[Data records]

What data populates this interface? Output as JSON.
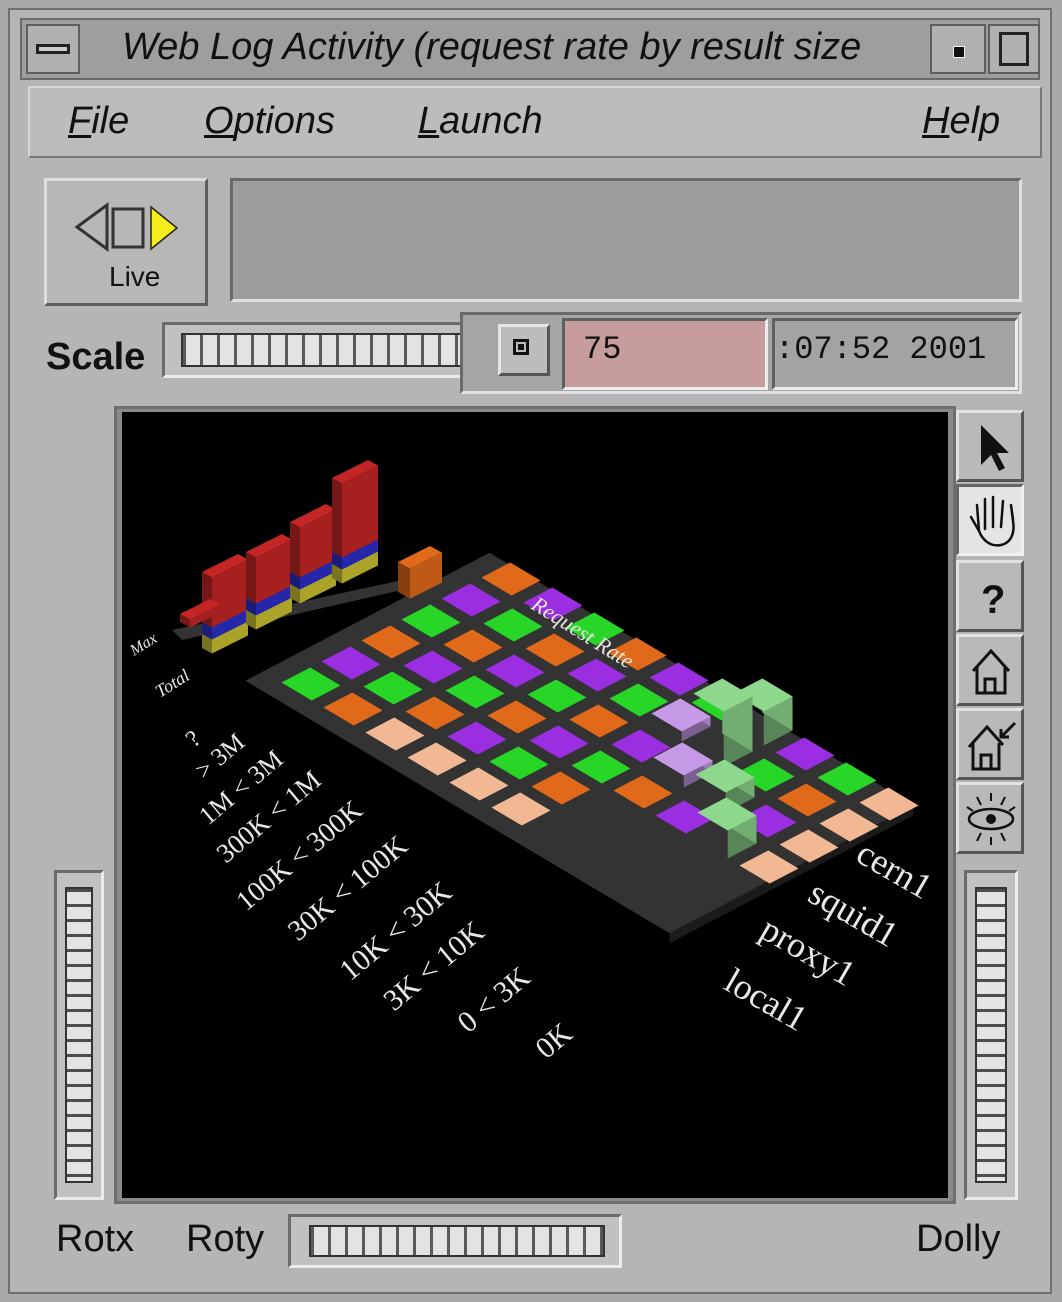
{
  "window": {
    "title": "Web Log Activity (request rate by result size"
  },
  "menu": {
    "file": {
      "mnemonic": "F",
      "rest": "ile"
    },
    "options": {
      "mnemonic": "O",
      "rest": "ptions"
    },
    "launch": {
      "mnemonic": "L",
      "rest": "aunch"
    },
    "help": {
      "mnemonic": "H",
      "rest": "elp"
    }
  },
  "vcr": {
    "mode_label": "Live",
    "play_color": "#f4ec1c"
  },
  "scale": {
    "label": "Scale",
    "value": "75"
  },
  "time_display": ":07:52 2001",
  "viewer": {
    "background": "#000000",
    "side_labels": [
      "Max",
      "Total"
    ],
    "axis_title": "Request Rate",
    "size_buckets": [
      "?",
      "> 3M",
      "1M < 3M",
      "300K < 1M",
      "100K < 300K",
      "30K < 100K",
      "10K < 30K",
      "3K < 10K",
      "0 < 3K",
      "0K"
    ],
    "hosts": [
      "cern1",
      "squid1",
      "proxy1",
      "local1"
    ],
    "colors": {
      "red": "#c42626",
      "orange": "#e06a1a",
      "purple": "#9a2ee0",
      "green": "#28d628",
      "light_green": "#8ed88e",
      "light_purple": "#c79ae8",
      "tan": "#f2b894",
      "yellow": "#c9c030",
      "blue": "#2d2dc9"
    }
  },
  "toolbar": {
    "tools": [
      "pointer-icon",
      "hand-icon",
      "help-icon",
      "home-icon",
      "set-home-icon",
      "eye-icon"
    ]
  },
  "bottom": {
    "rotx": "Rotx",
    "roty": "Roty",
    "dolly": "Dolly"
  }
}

● What the exercise asks
Copy each line that contains the word "mnemonic".

● Exercise result
      "mnemonic": "F",
      "mnemonic": "O",
      "mnemonic": "L",
      "mnemonic": "H",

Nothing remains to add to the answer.